What the task requires:
Rewrite the data below, substituting "Drawing dimensions" for every occurrence of "Patent image size" and leaving all other text unchanged.

===== Given records =====

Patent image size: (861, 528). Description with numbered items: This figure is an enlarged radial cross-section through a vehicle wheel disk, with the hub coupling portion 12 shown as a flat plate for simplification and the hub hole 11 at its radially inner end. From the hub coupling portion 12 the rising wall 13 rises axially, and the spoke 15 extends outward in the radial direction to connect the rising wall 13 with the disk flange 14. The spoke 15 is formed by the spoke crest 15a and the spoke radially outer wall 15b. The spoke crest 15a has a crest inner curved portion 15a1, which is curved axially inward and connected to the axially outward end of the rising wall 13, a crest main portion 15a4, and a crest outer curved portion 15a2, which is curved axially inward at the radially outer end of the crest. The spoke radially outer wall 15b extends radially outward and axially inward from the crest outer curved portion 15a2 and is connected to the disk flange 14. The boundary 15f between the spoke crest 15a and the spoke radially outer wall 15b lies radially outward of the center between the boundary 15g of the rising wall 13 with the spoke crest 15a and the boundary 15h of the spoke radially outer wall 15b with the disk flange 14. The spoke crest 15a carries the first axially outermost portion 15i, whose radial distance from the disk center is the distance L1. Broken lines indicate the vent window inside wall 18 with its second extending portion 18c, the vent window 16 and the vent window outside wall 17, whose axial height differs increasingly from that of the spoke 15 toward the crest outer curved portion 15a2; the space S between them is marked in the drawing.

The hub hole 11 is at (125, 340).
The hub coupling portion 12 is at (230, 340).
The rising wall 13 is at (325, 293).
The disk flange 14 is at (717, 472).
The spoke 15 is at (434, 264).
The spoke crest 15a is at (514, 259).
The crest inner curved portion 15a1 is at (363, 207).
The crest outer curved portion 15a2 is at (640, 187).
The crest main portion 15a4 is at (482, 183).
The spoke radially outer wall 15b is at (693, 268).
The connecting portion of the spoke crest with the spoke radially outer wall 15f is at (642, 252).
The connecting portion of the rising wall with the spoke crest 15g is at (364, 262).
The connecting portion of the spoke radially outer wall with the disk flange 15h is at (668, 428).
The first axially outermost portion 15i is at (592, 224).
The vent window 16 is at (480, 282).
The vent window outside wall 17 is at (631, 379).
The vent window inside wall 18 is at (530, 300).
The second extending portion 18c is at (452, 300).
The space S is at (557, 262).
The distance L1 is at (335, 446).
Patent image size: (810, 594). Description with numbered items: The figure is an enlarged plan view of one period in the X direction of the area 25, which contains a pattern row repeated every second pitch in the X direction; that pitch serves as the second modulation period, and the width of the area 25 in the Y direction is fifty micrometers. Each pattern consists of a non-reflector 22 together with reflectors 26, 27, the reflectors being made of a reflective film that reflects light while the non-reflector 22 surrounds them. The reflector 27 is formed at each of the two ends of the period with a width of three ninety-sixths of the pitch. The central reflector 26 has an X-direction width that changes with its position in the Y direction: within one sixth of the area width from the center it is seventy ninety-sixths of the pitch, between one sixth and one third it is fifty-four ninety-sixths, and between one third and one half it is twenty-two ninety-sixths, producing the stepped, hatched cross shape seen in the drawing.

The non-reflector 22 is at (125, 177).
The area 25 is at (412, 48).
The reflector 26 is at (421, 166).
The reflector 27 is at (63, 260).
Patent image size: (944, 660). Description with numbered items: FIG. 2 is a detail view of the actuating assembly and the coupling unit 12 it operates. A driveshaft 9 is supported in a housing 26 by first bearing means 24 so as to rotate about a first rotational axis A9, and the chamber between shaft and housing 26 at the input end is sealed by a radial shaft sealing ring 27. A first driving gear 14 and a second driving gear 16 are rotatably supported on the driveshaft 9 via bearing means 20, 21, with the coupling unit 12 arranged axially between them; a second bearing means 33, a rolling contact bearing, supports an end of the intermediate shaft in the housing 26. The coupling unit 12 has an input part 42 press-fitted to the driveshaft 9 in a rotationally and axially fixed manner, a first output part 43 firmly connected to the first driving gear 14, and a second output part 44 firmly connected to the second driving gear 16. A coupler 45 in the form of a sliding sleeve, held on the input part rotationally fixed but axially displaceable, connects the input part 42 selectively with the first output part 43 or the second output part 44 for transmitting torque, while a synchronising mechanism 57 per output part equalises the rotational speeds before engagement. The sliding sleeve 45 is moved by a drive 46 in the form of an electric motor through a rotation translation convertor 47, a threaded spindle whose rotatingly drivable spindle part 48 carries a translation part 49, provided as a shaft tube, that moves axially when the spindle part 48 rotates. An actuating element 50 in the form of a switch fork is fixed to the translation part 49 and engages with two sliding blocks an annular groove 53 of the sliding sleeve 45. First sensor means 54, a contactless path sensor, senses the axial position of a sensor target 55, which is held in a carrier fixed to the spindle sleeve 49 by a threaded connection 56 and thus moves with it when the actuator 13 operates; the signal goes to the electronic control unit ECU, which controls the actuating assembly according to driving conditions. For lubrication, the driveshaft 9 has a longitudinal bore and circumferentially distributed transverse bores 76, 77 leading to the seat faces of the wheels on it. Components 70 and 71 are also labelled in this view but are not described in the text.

=====

Result:
Drawing dimensions: (861, 528). Description with numbered items: This figure is an enlarged radial cross-section through a vehicle wheel disk, with the hub coupling portion 12 shown as a flat plate for simplification and the hub hole 11 at its radially inner end. From the hub coupling portion 12 the rising wall 13 rises axially, and the spoke 15 extends outward in the radial direction to connect the rising wall 13 with the disk flange 14. The spoke 15 is formed by the spoke crest 15a and the spoke radially outer wall 15b. The spoke crest 15a has a crest inner curved portion 15a1, which is curved axially inward and connected to the axially outward end of the rising wall 13, a crest main portion 15a4, and a crest outer curved portion 15a2, which is curved axially inward at the radially outer end of the crest. The spoke radially outer wall 15b extends radially outward and axially inward from the crest outer curved portion 15a2 and is connected to the disk flange 14. The boundary 15f between the spoke crest 15a and the spoke radially outer wall 15b lies radially outward of the center between the boundary 15g of the rising wall 13 with the spoke crest 15a and the boundary 15h of the spoke radially outer wall 15b with the disk flange 14. The spoke crest 15a carries the first axially outermost portion 15i, whose radial distance from the disk center is the distance L1. Broken lines indicate the vent window inside wall 18 with its second extending portion 18c, the vent window 16 and the vent window outside wall 17, whose axial height differs increasingly from that of the spoke 15 toward the crest outer curved portion 15a2; the space S between them is marked in the drawing.

The hub hole 11 is at (125, 340).
The hub coupling portion 12 is at (230, 340).
The rising wall 13 is at (325, 293).
The disk flange 14 is at (717, 472).
The spoke 15 is at (434, 264).
The spoke crest 15a is at (514, 259).
The crest inner curved portion 15a1 is at (363, 207).
The crest outer curved portion 15a2 is at (640, 187).
The crest main portion 15a4 is at (482, 183).
The spoke radially outer wall 15b is at (693, 268).
The connecting portion of the spoke crest with the spoke radially outer wall 15f is at (642, 252).
The connecting portion of the rising wall with the spoke crest 15g is at (364, 262).
The connecting portion of the spoke radially outer wall with the disk flange 15h is at (668, 428).
The first axially outermost portion 15i is at (592, 224).
The vent window 16 is at (480, 282).
The vent window outside wall 17 is at (631, 379).
The vent window inside wall 18 is at (530, 300).
The second extending portion 18c is at (452, 300).
The space S is at (557, 262).
The distance L1 is at (335, 446).
Drawing dimensions: (810, 594). Description with numbered items: The figure is an enlarged plan view of one period in the X direction of the area 25, which contains a pattern row repeated every second pitch in the X direction; that pitch serves as the second modulation period, and the width of the area 25 in the Y direction is fifty micrometers. Each pattern consists of a non-reflector 22 together with reflectors 26, 27, the reflectors being made of a reflective film that reflects light while the non-reflector 22 surrounds them. The reflector 27 is formed at each of the two ends of the period with a width of three ninety-sixths of the pitch. The central reflector 26 has an X-direction width that changes with its position in the Y direction: within one sixth of the area width from the center it is seventy ninety-sixths of the pitch, between one sixth and one third it is fifty-four ninety-sixths, and between one third and one half it is twenty-two ninety-sixths, producing the stepped, hatched cross shape seen in the drawing.

The non-reflector 22 is at (125, 177).
The area 25 is at (412, 48).
The reflector 26 is at (421, 166).
The reflector 27 is at (63, 260).
Drawing dimensions: (944, 660). Description with numbered items: FIG. 2 is a detail view of the actuating assembly and the coupling unit 12 it operates. A driveshaft 9 is supported in a housing 26 by first bearing means 24 so as to rotate about a first rotational axis A9, and the chamber between shaft and housing 26 at the input end is sealed by a radial shaft sealing ring 27. A first driving gear 14 and a second driving gear 16 are rotatably supported on the driveshaft 9 via bearing means 20, 21, with the coupling unit 12 arranged axially between them; a second bearing means 33, a rolling contact bearing, supports an end of the intermediate shaft in the housing 26. The coupling unit 12 has an input part 42 press-fitted to the driveshaft 9 in a rotationally and axially fixed manner, a first output part 43 firmly connected to the first driving gear 14, and a second output part 44 firmly connected to the second driving gear 16. A coupler 45 in the form of a sliding sleeve, held on the input part rotationally fixed but axially displaceable, connects the input part 42 selectively with the first output part 43 or the second output part 44 for transmitting torque, while a synchronising mechanism 57 per output part equalises the rotational speeds before engagement. The sliding sleeve 45 is moved by a drive 46 in the form of an electric motor through a rotation translation convertor 47, a threaded spindle whose rotatingly drivable spindle part 48 carries a translation part 49, provided as a shaft tube, that moves axially when the spindle part 48 rotates. An actuating element 50 in the form of a switch fork is fixed to the translation part 49 and engages with two sliding blocks an annular groove 53 of the sliding sleeve 45. First sensor means 54, a contactless path sensor, senses the axial position of a sensor target 55, which is held in a carrier fixed to the spindle sleeve 49 by a threaded connection 56 and thus moves with it when the actuator 13 operates; the signal goes to the electronic control unit ECU, which controls the actuating assembly according to driving conditions. For lubrication, the driveshaft 9 has a longitudinal bore and circumferentially distributed transverse bores 76, 77 leading to the seat faces of the wheels on it. Components 70 and 71 are also labelled in this view but are not described in the text.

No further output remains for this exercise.